= WHAT THIS TASK INVOLVES =
Below are some records; reproduce every one of them exactly.

= GIVEN DATA =

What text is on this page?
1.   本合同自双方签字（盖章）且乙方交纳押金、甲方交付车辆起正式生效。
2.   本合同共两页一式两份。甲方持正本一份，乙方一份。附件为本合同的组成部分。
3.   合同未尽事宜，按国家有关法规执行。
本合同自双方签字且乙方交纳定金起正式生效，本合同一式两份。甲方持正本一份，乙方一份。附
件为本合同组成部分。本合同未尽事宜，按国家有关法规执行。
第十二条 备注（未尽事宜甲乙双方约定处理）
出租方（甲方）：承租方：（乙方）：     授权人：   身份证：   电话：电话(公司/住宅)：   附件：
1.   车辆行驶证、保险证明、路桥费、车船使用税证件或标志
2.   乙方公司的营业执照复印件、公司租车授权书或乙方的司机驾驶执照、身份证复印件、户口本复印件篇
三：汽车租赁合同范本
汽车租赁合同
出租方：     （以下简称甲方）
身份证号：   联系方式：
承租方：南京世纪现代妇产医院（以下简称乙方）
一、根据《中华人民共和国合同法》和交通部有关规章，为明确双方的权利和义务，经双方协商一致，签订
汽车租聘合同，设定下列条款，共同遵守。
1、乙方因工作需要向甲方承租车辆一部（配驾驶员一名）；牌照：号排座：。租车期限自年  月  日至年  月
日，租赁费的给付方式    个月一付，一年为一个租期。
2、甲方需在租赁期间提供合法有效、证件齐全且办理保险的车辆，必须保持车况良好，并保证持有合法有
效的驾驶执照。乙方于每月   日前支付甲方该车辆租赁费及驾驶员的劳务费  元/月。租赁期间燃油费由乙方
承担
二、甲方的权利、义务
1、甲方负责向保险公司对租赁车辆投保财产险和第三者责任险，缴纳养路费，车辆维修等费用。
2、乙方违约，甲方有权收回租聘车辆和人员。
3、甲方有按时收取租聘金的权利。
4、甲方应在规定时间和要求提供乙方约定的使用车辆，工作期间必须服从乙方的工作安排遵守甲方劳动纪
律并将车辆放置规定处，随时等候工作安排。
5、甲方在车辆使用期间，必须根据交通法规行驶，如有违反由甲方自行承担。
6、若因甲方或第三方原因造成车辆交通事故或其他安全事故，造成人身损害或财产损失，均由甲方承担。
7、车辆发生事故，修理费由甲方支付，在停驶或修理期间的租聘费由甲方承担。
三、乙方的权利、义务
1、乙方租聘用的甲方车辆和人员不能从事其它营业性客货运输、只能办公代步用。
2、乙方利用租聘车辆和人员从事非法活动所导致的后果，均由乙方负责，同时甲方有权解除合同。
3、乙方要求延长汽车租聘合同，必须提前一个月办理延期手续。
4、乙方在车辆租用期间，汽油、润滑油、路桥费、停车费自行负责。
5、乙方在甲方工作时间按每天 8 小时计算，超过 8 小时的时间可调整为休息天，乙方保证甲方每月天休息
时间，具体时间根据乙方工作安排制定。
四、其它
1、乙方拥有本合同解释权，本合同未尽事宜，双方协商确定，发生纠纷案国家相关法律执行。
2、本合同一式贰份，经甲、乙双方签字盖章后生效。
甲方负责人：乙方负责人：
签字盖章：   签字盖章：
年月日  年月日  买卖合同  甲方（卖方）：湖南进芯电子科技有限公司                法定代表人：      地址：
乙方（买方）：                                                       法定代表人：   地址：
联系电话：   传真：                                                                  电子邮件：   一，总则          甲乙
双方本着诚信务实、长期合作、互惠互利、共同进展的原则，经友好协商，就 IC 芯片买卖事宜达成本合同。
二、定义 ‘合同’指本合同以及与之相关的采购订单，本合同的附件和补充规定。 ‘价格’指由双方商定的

= ANSWER FOR THE TASK =
What text is on this page?
1.   本合同自双方签字（盖章）且乙方交纳押金、甲方交付车辆起正式生效。
2.   本合同共两页一式两份。甲方持正本一份，乙方一份。附件为本合同的组成部分。
3.   合同未尽事宜，按国家有关法规执行。
本合同自双方签字且乙方交纳定金起正式生效，本合同一式两份。甲方持正本一份，乙方一份。附
件为本合同组成部分。本合同未尽事宜，按国家有关法规执行。
第十二条 备注（未尽事宜甲乙双方约定处理）
出租方（甲方）：承租方：（乙方）：     授权人：   身份证：   电话：电话(公司/住宅)：   附件：
1.   车辆行驶证、保险证明、路桥费、车船使用税证件或标志
2.   乙方公司的营业执照复印件、公司租车授权书或乙方的司机驾驶执照、身份证复印件、户口本复印件篇
三：汽车租赁合同范本
汽车租赁合同
出租方：     （以下简称甲方）
身份证号：   联系方式：
承租方：南京世纪现代妇产医院（以下简称乙方）
一、根据《中华人民共和国合同法》和交通部有关规章，为明确双方的权利和义务，经双方协商一致，签订
汽车租聘合同，设定下列条款，共同遵守。
1、乙方因工作需要向甲方承租车辆一部（配驾驶员一名）；牌照：号排座：。租车期限自年  月  日至年  月
日，租赁费的给付方式    个月一付，一年为一个租期。
2、甲方需在租赁期间提供合法有效、证件齐全且办理保险的车辆，必须保持车况良好，并保证持有合法有
效的驾驶执照。乙方于每月   日前支付甲方该车辆租赁费及驾驶员的劳务费  元/月。租赁期间燃油费由乙方
承担
二、甲方的权利、义务
1、甲方负责向保险公司对租赁车辆投保财产险和第三者责任险，缴纳养路费，车辆维修等费用。
2、乙方违约，甲方有权收回租聘车辆和人员。
3、甲方有按时收取租聘金的权利。
4、甲方应在规定时间和要求提供乙方约定的使用车辆，工作期间必须服从乙方的工作安排遵守甲方劳动纪
律并将车辆放置规定处，随时等候工作安排。
5、甲方在车辆使用期间，必须根据交通法规行驶，如有违反由甲方自行承担。
6、若因甲方或第三方原因造成车辆交通事故或其他安全事故，造成人身损害或财产损失，均由甲方承担。
7、车辆发生事故，修理费由甲方支付，在停驶或修理期间的租聘费由甲方承担。
三、乙方的权利、义务
1、乙方租聘用的甲方车辆和人员不能从事其它营业性客货运输、只能办公代步用。
2、乙方利用租聘车辆和人员从事非法活动所导致的后果，均由乙方负责，同时甲方有权解除合同。
3、乙方要求延长汽车租聘合同，必须提前一个月办理延期手续。
4、乙方在车辆租用期间，汽油、润滑油、路桥费、停车费自行负责。
5、乙方在甲方工作时间按每天 8 小时计算，超过 8 小时的时间可调整为休息天，乙方保证甲方每月天休息
时间，具体时间根据乙方工作安排制定。
四、其它
1、乙方拥有本合同解释权，本合同未尽事宜，双方协商确定，发生纠纷案国家相关法律执行。
2、本合同一式贰份，经甲、乙双方签字盖章后生效。
甲方负责人：乙方负责人：
签字盖章：   签字盖章：
年月日  年月日  买卖合同  甲方（卖方）：湖南进芯电子科技有限公司                法定代表人：      地址：
乙方（买方）：                                                       法定代表人：   地址：
联系电话：   传真：                                                                  电子邮件：   一，总则          甲乙
双方本着诚信务实、长期合作、互惠互利、共同进展的原则，经友好协商，就 IC 芯片买卖事宜达成本合同。
二、定义 ‘合同’指本合同以及与之相关的采购订单，本合同的附件和补充规定。 ‘价格’指由双方商定的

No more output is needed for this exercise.